WHAT IS EXPECTED
Each entry should be quoted word for word, including every mark of punctuation.

* Start RECORDS FOR THE EXERCISE *

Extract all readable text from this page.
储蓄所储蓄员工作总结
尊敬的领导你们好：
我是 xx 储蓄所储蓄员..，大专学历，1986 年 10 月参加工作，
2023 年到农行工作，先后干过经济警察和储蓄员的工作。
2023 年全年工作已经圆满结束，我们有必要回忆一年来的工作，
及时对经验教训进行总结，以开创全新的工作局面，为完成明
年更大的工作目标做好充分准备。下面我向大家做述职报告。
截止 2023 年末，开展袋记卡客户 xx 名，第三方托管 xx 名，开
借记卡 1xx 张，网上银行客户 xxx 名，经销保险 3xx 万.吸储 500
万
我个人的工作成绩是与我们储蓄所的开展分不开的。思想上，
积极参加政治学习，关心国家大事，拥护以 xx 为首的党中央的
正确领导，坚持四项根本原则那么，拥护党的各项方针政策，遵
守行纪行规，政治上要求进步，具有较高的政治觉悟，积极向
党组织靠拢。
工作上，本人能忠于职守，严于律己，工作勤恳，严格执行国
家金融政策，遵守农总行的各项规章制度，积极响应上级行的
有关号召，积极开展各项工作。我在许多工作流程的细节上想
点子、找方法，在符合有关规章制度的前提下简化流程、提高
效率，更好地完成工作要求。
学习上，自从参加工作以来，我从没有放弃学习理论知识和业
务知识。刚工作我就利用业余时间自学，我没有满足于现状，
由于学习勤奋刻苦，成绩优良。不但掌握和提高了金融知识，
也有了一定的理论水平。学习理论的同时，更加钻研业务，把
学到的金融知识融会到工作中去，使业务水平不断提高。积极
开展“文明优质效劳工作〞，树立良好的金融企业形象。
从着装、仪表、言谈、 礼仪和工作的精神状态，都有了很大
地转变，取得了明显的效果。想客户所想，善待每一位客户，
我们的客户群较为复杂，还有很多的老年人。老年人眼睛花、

* End RECORDS FOR THE EXERCISE *

RIGHT ANSWER
Extract all readable text from this page.
储蓄所储蓄员工作总结
尊敬的领导你们好：
我是 xx 储蓄所储蓄员..，大专学历，1986 年 10 月参加工作，
2023 年到农行工作，先后干过经济警察和储蓄员的工作。
2023 年全年工作已经圆满结束，我们有必要回忆一年来的工作，
及时对经验教训进行总结，以开创全新的工作局面，为完成明
年更大的工作目标做好充分准备。下面我向大家做述职报告。
截止 2023 年末，开展袋记卡客户 xx 名，第三方托管 xx 名，开
借记卡 1xx 张，网上银行客户 xxx 名，经销保险 3xx 万.吸储 500
万
我个人的工作成绩是与我们储蓄所的开展分不开的。思想上，
积极参加政治学习，关心国家大事，拥护以 xx 为首的党中央的
正确领导，坚持四项根本原则那么，拥护党的各项方针政策，遵
守行纪行规，政治上要求进步，具有较高的政治觉悟，积极向
党组织靠拢。
工作上，本人能忠于职守，严于律己，工作勤恳，严格执行国
家金融政策，遵守农总行的各项规章制度，积极响应上级行的
有关号召，积极开展各项工作。我在许多工作流程的细节上想
点子、找方法，在符合有关规章制度的前提下简化流程、提高
效率，更好地完成工作要求。
学习上，自从参加工作以来，我从没有放弃学习理论知识和业
务知识。刚工作我就利用业余时间自学，我没有满足于现状，
由于学习勤奋刻苦，成绩优良。不但掌握和提高了金融知识，
也有了一定的理论水平。学习理论的同时，更加钻研业务，把
学到的金融知识融会到工作中去，使业务水平不断提高。积极
开展“文明优质效劳工作〞，树立良好的金融企业形象。
从着装、仪表、言谈、 礼仪和工作的精神状态，都有了很大
地转变，取得了明显的效果。想客户所想，善待每一位客户，
我们的客户群较为复杂，还有很多的老年人。老年人眼睛花、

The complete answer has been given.